##### Exercise inputs #####
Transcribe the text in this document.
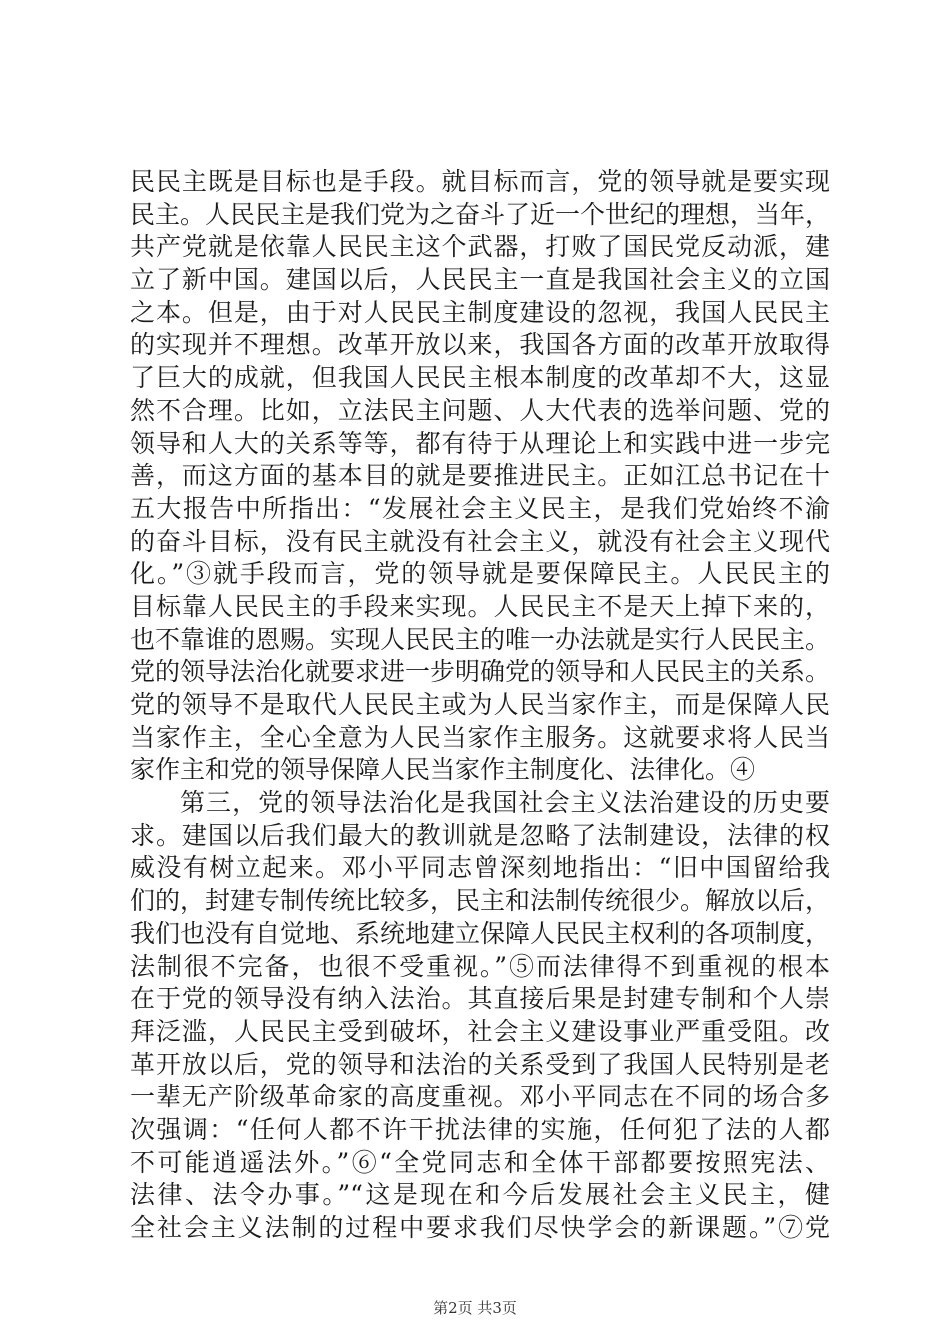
民民主既是目标也是手段。就目标而言，党的领导就是要实现
民主。人民民主是我们党为之奋斗了近一个世纪的理想，当年，
共产党就是依靠人民民主这个武器，打败了国民党反动派，建
立了新中国。建国以后，人民民主一直是我国社会主义的立国
之本。但是，由于对人民民主制度建设的忽视，我国人民民主
的实现并不理想。改革开放以来，我国各方面的改革开放取得
了巨大的成就，但我国人民民主根本制度的改革却不大，这显
然不合理。比如，立法民主问题、人大代表的选举问题、党的
领导和人大的关系等等，都有待于从理论上和实践中进一步完
善，而这方面的基本目的就是要推进民主。正如江总书记在十
五大报告中所指出：“发展社会主义民主，是我们党始终不渝
的奋斗目标，没有民主就没有社会主义，就没有社会主义现代
化。”③就手段而言，党的领导就是要保障民主。人民民主的
目标靠人民民主的手段来实现。人民民主不是天上掉下来的，
也不靠谁的恩赐。实现人民民主的唯一办法就是实行人民民主。
党的领导法治化就要求进一步明确党的领导和人民民主的关系。
党的领导不是取代人民民主或为人民当家作主，而是保障人民
当家作主，全心全意为人民当家作主服务。这就要求将人民当
家作主和党的领导保障人民当家作主制度化、法律化。④
第三，党的领导法治化是我国社会主义法治建设的历史要
求。建国以后我们最大的教训就是忽略了法制建设，法律的权
威没有树立起来。邓小平同志曾深刻地指出：“旧中国留给我
们的，封建专制传统比较多，民主和法制传统很少。解放以后，
我们也没有自觉地、系统地建立保障人民民主权利的各项制度，
法制很不完备，也很不受重视。”⑤而法律得不到重视的根本
在于党的领导没有纳入法治。其直接后果是封建专制和个人崇
拜泛滥，人民民主受到破坏，社会主义建设事业严重受阻。改
革开放以后，党的领导和法治的关系受到了我国人民特别是老
一辈无产阶级革命家的高度重视。邓小平同志在不同的场合多
次强调：“任何人都不许干扰法律的实施，任何犯了法的人都
不可能逍遥法外。”⑥“全党同志和全体干部都要按照宪法、
法律、法令办事。”“这是现在和今后发展社会主义民主，健
全社会主义法制的过程中要求我们尽快学会的新课题。”⑦党
第2页 共3页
#####
- _Task to carry out_: Set down the lines of the records above exactly, apart from the pictures.

- _Answer to this exercise_:
Transcribe the text in this document.
民民主既是目标也是手段。就目标而言，党的领导就是要实现
民主。人民民主是我们党为之奋斗了近一个世纪的理想，当年，
共产党就是依靠人民民主这个武器，打败了国民党反动派，建
立了新中国。建国以后，人民民主一直是我国社会主义的立国
之本。但是，由于对人民民主制度建设的忽视，我国人民民主
的实现并不理想。改革开放以来，我国各方面的改革开放取得
了巨大的成就，但我国人民民主根本制度的改革却不大，这显
然不合理。比如，立法民主问题、人大代表的选举问题、党的
领导和人大的关系等等，都有待于从理论上和实践中进一步完
善，而这方面的基本目的就是要推进民主。正如江总书记在十
五大报告中所指出：“发展社会主义民主，是我们党始终不渝
的奋斗目标，没有民主就没有社会主义，就没有社会主义现代
化。”③就手段而言，党的领导就是要保障民主。人民民主的
目标靠人民民主的手段来实现。人民民主不是天上掉下来的，
也不靠谁的恩赐。实现人民民主的唯一办法就是实行人民民主。
党的领导法治化就要求进一步明确党的领导和人民民主的关系。
党的领导不是取代人民民主或为人民当家作主，而是保障人民
当家作主，全心全意为人民当家作主服务。这就要求将人民当
家作主和党的领导保障人民当家作主制度化、法律化。④
第三，党的领导法治化是我国社会主义法治建设的历史要
求。建国以后我们最大的教训就是忽略了法制建设，法律的权
威没有树立起来。邓小平同志曾深刻地指出：“旧中国留给我
们的，封建专制传统比较多，民主和法制传统很少。解放以后，
我们也没有自觉地、系统地建立保障人民民主权利的各项制度，
法制很不完备，也很不受重视。”⑤而法律得不到重视的根本
在于党的领导没有纳入法治。其直接后果是封建专制和个人崇
拜泛滥，人民民主受到破坏，社会主义建设事业严重受阻。改
革开放以后，党的领导和法治的关系受到了我国人民特别是老
一辈无产阶级革命家的高度重视。邓小平同志在不同的场合多
次强调：“任何人都不许干扰法律的实施，任何犯了法的人都
不可能逍遥法外。”⑥“全党同志和全体干部都要按照宪法、
法律、法令办事。”“这是现在和今后发展社会主义民主，健
全社会主义法制的过程中要求我们尽快学会的新课题。”⑦党
第2页 共3页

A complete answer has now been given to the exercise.